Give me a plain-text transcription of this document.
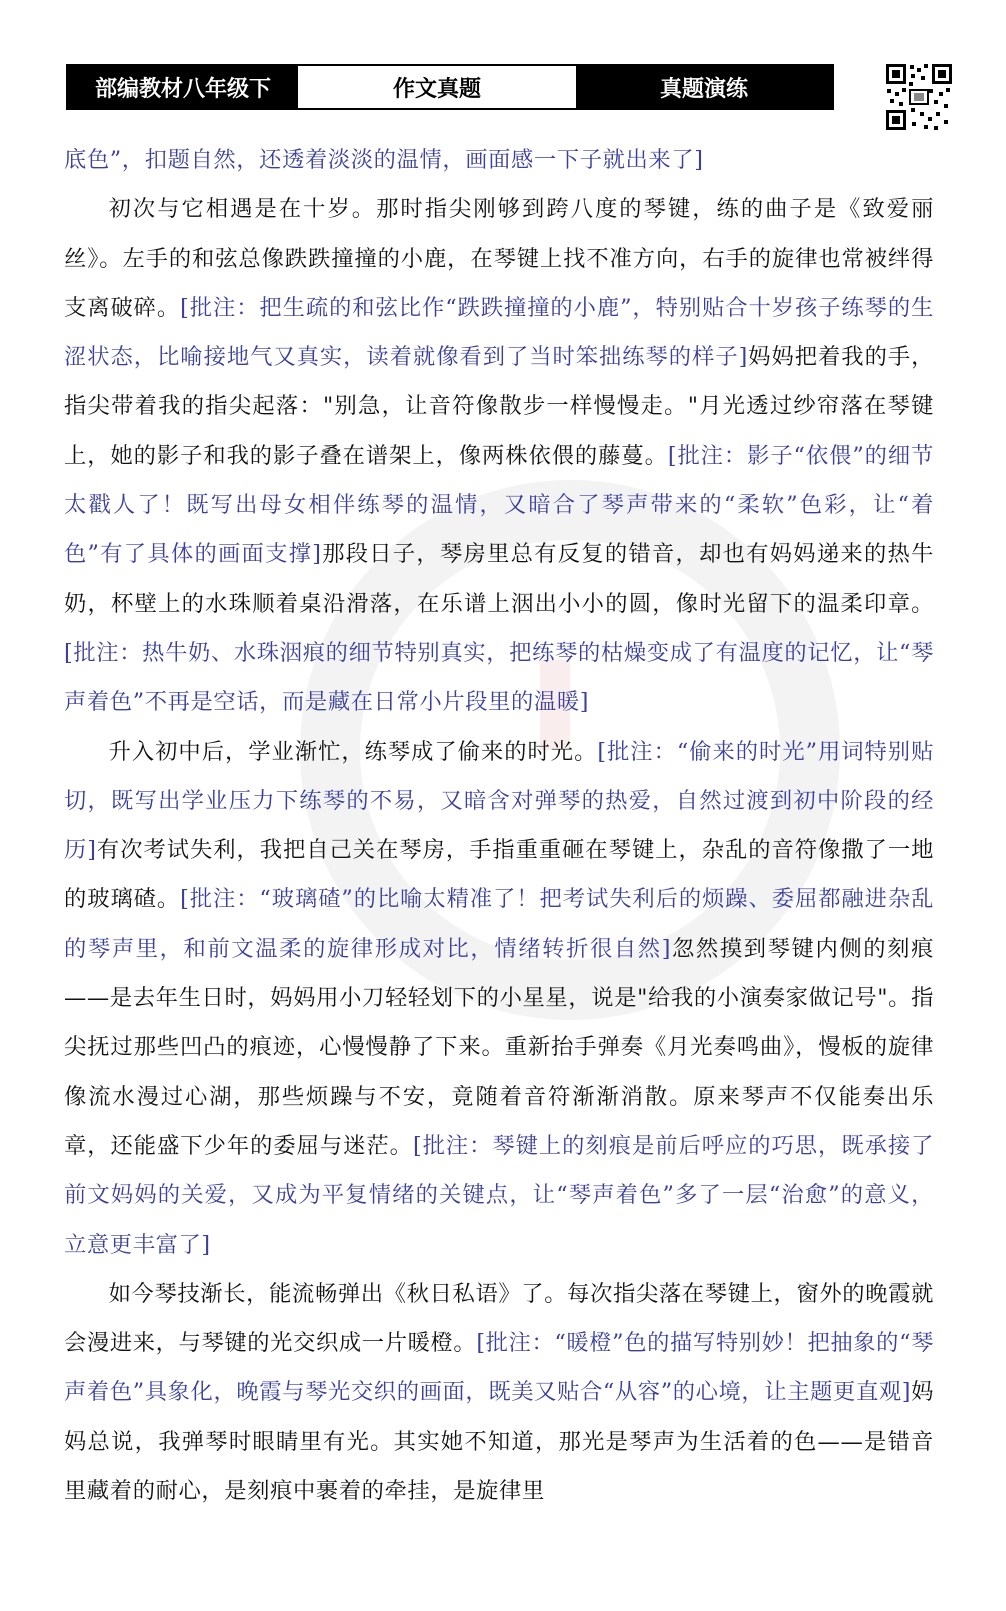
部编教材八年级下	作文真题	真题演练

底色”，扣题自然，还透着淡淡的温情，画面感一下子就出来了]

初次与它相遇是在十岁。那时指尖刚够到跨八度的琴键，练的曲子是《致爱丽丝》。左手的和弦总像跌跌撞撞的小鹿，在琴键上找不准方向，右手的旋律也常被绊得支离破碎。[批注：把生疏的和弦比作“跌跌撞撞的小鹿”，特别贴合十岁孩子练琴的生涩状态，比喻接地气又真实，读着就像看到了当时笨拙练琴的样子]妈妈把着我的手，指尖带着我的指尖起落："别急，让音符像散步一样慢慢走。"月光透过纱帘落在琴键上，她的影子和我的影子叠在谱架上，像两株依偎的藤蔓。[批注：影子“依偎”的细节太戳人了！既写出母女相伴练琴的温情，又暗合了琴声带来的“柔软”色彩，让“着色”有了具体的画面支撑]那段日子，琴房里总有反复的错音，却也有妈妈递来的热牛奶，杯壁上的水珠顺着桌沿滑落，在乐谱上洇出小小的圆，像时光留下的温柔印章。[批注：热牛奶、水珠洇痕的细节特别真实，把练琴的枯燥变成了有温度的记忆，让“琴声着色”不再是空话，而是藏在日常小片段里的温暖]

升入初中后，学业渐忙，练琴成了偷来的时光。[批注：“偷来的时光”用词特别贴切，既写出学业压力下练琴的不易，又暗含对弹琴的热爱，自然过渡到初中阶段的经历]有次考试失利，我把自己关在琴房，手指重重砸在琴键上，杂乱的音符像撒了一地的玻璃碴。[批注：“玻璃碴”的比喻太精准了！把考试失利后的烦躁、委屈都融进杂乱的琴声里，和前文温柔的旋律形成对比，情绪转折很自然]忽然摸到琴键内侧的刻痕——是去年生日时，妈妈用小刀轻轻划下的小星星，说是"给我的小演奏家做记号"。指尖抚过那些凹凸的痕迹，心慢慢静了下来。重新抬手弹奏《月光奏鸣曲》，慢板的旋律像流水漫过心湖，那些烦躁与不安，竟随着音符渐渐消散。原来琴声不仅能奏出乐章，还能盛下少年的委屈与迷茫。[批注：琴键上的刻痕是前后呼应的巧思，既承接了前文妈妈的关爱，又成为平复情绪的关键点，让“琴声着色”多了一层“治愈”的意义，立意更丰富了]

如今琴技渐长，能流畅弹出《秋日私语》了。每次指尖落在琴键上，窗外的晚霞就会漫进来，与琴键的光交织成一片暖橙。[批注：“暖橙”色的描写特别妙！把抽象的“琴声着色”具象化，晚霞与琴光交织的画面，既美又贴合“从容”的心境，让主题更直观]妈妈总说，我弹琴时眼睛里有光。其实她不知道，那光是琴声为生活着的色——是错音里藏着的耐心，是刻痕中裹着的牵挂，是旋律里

* * *

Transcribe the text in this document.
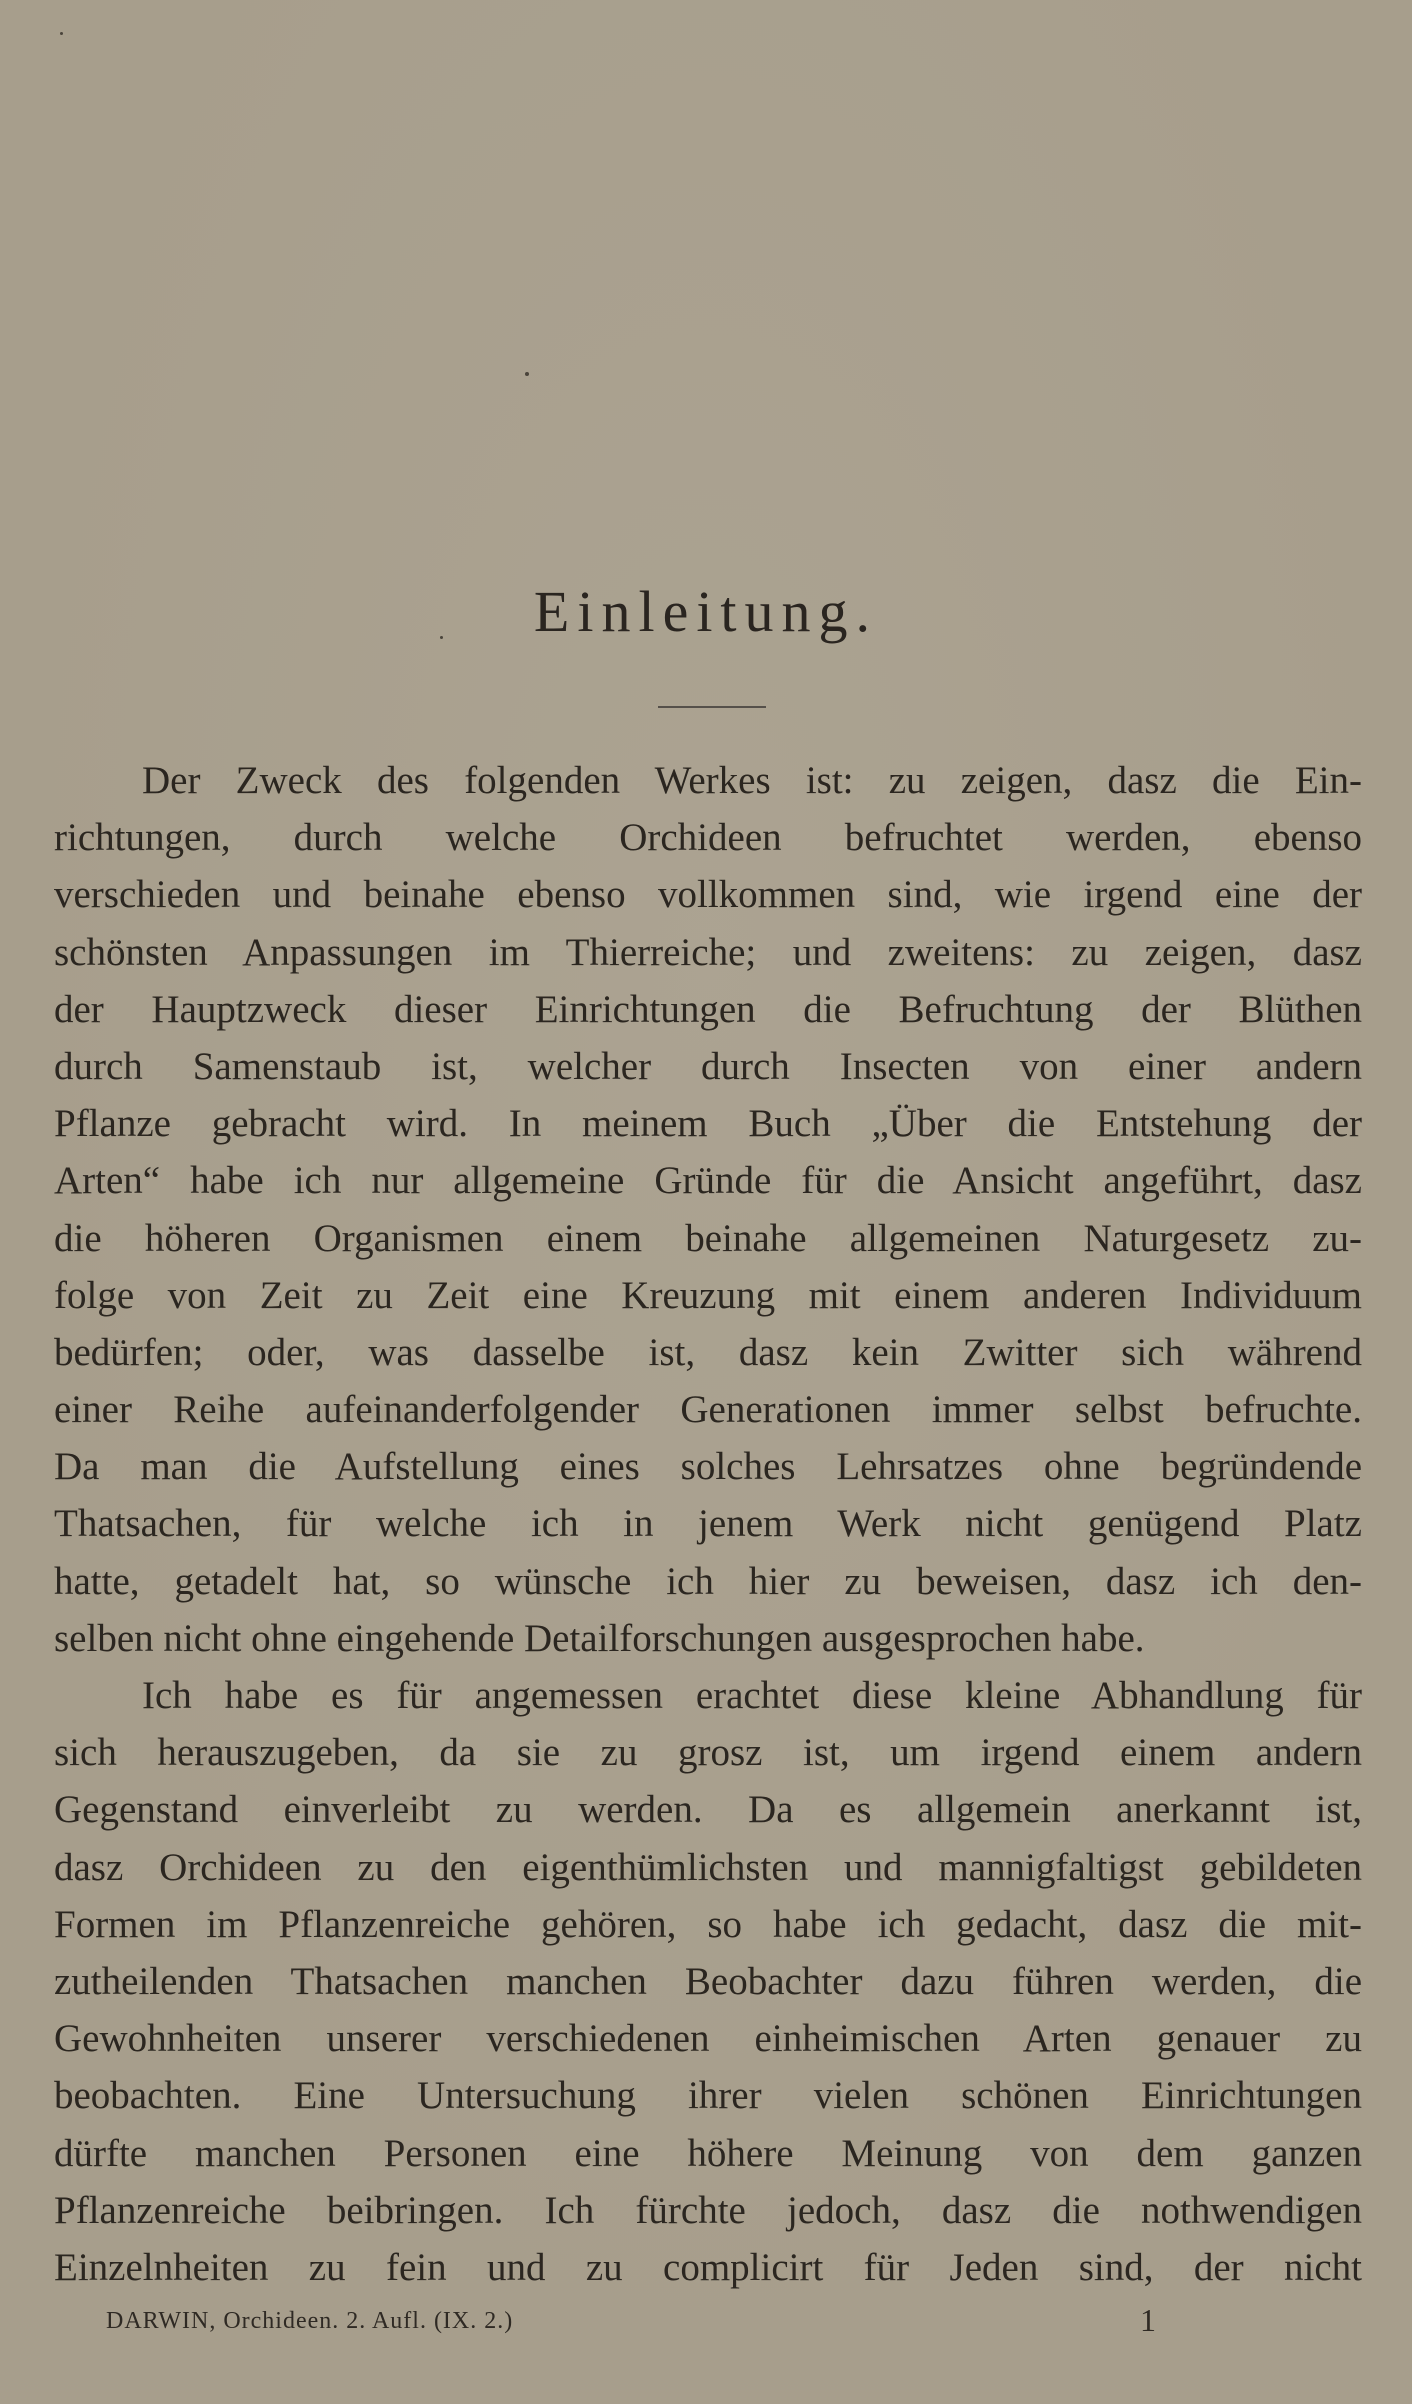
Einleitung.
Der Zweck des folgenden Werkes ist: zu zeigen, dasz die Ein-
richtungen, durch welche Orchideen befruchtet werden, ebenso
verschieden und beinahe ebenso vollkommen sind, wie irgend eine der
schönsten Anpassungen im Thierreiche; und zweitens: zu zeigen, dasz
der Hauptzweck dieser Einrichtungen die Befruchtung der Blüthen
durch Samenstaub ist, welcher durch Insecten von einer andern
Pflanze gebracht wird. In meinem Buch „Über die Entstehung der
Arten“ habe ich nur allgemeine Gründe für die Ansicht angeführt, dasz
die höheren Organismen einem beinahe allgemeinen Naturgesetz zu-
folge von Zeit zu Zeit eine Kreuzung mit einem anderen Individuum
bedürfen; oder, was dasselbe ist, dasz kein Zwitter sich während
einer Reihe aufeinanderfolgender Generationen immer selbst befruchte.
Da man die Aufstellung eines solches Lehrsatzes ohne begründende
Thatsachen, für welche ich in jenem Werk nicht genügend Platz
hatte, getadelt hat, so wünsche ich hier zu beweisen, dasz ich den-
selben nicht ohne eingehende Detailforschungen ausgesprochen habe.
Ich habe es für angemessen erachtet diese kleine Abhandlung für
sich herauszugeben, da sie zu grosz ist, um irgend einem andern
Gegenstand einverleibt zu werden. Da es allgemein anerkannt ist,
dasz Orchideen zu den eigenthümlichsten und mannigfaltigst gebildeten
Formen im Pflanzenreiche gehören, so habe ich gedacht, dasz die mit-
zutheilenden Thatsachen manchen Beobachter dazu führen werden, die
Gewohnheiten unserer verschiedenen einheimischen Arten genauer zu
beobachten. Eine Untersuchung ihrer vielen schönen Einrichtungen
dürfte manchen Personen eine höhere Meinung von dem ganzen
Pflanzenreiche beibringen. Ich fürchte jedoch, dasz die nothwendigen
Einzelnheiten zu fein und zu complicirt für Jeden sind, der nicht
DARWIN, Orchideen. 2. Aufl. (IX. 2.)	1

Set exercise = Take every line above carrying "ohne" and return it.

Solved problem =
Da man die Aufstellung eines solches Lehrsatzes ohne begründende
selben nicht ohne eingehende Detailforschungen ausgesprochen habe.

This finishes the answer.